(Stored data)
Begin
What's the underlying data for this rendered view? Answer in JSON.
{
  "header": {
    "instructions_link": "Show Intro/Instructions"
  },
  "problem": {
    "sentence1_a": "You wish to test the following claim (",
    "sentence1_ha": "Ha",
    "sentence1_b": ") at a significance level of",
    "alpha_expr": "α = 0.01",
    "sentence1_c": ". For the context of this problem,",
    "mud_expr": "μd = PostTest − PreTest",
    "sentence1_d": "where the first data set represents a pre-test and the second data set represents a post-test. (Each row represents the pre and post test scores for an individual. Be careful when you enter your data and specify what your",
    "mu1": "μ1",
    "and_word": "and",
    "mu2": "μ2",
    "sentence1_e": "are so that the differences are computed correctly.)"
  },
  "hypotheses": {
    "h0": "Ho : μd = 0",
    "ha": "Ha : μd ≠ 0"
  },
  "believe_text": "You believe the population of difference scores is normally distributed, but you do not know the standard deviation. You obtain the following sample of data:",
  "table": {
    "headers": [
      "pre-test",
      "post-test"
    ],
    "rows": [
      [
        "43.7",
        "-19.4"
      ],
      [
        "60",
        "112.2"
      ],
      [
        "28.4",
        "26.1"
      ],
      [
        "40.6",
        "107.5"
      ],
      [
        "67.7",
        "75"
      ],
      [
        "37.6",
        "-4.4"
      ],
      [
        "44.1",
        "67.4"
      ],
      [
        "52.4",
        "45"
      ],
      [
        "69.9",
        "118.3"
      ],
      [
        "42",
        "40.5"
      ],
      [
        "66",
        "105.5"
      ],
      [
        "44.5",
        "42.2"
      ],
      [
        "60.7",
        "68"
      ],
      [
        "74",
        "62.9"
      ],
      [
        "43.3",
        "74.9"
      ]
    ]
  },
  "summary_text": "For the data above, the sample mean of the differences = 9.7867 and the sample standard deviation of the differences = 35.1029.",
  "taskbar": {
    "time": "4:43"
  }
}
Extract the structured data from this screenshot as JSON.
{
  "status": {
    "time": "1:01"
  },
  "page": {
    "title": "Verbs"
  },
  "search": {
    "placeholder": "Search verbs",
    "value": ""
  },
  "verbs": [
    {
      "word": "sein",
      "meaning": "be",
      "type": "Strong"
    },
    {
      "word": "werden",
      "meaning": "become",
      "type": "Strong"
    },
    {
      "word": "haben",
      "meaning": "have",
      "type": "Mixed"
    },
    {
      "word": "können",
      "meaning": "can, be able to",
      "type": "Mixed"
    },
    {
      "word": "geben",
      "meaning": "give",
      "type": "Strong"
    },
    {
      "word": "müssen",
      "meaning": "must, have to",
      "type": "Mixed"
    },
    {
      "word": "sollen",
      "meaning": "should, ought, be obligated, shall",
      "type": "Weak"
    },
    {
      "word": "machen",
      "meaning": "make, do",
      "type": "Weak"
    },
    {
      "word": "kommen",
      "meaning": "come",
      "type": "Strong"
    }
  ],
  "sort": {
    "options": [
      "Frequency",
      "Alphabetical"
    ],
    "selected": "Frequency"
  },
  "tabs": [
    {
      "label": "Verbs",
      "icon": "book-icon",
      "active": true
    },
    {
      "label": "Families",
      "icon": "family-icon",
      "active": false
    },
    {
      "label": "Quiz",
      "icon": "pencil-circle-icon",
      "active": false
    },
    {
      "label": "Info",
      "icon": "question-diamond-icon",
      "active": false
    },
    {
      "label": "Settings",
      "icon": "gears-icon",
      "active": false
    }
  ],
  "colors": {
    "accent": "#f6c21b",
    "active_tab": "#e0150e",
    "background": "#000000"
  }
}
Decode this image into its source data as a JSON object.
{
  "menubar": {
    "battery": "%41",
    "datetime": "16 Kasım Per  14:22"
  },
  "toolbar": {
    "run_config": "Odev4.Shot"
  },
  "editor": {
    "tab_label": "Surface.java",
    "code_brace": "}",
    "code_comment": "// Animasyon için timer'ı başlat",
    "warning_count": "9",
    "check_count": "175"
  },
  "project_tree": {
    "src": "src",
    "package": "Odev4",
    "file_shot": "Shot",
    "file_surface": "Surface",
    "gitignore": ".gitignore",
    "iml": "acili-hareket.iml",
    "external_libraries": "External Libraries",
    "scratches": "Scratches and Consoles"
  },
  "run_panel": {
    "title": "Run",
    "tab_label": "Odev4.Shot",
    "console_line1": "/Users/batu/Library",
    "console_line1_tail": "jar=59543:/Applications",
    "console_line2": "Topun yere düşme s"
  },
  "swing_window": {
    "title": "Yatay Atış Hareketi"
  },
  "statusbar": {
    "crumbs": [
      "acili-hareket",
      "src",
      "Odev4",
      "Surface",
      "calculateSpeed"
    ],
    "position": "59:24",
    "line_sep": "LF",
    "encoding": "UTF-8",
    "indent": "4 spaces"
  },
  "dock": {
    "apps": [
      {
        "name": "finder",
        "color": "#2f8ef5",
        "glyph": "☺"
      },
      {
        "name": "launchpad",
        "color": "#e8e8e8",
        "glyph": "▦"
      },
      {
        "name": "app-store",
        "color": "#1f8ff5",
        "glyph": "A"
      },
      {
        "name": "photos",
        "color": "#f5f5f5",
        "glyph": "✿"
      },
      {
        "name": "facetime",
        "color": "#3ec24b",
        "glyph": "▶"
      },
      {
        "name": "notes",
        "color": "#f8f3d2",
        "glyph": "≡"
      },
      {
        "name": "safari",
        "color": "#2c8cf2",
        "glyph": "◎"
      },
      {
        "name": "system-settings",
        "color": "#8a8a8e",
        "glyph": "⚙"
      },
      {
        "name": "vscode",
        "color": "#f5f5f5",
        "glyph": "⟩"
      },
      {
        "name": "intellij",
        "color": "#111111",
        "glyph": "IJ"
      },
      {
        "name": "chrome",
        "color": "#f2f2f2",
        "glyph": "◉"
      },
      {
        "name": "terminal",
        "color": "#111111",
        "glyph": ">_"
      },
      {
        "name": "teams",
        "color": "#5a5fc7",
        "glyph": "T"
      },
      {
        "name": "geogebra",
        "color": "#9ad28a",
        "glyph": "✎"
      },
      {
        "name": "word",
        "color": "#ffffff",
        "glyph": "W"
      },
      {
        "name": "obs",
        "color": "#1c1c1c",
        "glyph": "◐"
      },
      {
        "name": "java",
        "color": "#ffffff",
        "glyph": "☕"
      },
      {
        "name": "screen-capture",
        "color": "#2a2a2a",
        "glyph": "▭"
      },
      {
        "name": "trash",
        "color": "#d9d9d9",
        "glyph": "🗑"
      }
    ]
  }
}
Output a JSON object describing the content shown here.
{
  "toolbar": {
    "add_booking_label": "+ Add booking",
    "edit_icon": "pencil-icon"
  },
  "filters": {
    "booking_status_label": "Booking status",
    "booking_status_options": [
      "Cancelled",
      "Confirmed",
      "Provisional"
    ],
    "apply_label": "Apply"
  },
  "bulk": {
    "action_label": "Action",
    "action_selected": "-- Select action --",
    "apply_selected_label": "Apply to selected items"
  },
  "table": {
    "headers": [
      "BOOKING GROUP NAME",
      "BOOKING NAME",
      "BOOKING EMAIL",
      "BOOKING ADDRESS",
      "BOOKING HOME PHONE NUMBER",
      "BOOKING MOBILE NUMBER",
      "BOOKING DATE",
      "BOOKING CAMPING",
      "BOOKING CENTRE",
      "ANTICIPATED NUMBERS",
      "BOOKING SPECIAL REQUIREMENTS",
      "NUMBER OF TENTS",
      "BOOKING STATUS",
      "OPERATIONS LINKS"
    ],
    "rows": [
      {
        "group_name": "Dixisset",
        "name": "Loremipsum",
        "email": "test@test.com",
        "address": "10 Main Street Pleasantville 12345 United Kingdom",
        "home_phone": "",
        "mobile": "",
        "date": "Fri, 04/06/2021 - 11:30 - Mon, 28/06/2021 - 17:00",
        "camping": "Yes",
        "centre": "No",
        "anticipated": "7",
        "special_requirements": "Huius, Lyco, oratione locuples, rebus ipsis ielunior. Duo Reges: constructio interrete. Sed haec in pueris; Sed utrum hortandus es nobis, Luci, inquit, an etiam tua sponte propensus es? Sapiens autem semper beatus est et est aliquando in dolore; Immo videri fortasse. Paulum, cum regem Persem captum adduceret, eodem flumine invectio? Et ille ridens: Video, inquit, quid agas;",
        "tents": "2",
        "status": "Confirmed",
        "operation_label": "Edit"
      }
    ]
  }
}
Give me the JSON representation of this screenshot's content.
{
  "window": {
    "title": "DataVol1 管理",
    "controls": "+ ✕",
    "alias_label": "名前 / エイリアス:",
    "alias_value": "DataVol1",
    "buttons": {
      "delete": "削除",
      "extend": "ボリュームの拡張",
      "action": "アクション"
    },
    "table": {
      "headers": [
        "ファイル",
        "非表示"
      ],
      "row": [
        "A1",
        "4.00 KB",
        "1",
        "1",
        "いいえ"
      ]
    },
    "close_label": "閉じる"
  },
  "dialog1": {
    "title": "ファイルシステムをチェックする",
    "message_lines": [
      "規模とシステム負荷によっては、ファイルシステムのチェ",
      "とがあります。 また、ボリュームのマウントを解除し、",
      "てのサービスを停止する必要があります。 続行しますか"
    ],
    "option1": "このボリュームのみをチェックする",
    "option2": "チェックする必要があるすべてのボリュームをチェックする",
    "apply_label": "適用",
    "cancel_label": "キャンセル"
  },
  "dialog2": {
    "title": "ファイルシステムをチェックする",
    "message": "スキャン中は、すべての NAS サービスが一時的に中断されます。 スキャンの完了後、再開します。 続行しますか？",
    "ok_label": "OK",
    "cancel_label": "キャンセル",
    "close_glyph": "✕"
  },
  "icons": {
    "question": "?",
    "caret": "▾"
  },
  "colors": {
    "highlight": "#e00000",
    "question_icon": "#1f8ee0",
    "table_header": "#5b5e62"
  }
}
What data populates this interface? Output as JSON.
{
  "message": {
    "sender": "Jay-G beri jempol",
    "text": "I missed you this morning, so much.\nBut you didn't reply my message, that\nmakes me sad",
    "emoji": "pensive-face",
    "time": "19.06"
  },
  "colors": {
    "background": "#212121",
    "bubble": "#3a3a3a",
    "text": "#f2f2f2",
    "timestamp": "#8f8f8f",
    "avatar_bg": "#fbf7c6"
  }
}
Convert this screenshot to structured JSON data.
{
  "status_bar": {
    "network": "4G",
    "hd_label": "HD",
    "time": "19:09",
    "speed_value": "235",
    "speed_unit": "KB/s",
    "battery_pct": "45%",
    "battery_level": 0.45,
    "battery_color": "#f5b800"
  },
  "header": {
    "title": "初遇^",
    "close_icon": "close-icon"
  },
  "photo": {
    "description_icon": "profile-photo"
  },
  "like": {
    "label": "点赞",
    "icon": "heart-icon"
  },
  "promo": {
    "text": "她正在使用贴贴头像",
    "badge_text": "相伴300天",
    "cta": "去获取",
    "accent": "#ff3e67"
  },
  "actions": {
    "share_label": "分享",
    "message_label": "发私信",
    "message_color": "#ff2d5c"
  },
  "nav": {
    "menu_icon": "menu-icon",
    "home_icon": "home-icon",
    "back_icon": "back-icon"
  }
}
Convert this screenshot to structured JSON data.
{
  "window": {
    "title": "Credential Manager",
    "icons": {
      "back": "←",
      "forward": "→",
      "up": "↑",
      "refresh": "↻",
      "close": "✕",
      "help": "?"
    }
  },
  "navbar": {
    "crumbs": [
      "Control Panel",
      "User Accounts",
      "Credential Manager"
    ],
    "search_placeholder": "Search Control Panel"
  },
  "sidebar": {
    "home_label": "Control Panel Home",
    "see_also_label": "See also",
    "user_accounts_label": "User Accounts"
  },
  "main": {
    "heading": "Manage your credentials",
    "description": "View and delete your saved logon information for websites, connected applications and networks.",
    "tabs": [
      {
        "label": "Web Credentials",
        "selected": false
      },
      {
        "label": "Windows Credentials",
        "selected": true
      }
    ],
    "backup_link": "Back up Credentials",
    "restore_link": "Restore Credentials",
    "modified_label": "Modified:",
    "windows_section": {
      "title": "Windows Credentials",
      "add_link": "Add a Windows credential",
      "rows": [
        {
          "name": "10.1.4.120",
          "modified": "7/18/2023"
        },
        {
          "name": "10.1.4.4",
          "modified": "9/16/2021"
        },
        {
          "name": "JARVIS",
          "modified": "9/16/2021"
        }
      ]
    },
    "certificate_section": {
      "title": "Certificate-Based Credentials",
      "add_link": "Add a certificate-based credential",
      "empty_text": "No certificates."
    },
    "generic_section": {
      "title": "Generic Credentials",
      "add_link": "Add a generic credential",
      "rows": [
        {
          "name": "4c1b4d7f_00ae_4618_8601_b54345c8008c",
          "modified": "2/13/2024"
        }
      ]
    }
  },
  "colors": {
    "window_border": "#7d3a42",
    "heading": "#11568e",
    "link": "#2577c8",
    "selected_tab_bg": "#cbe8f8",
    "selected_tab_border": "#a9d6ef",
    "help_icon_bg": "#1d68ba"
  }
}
End
Tally how many lines of the material contain the word "your". The answer must be the number and nothing else.

3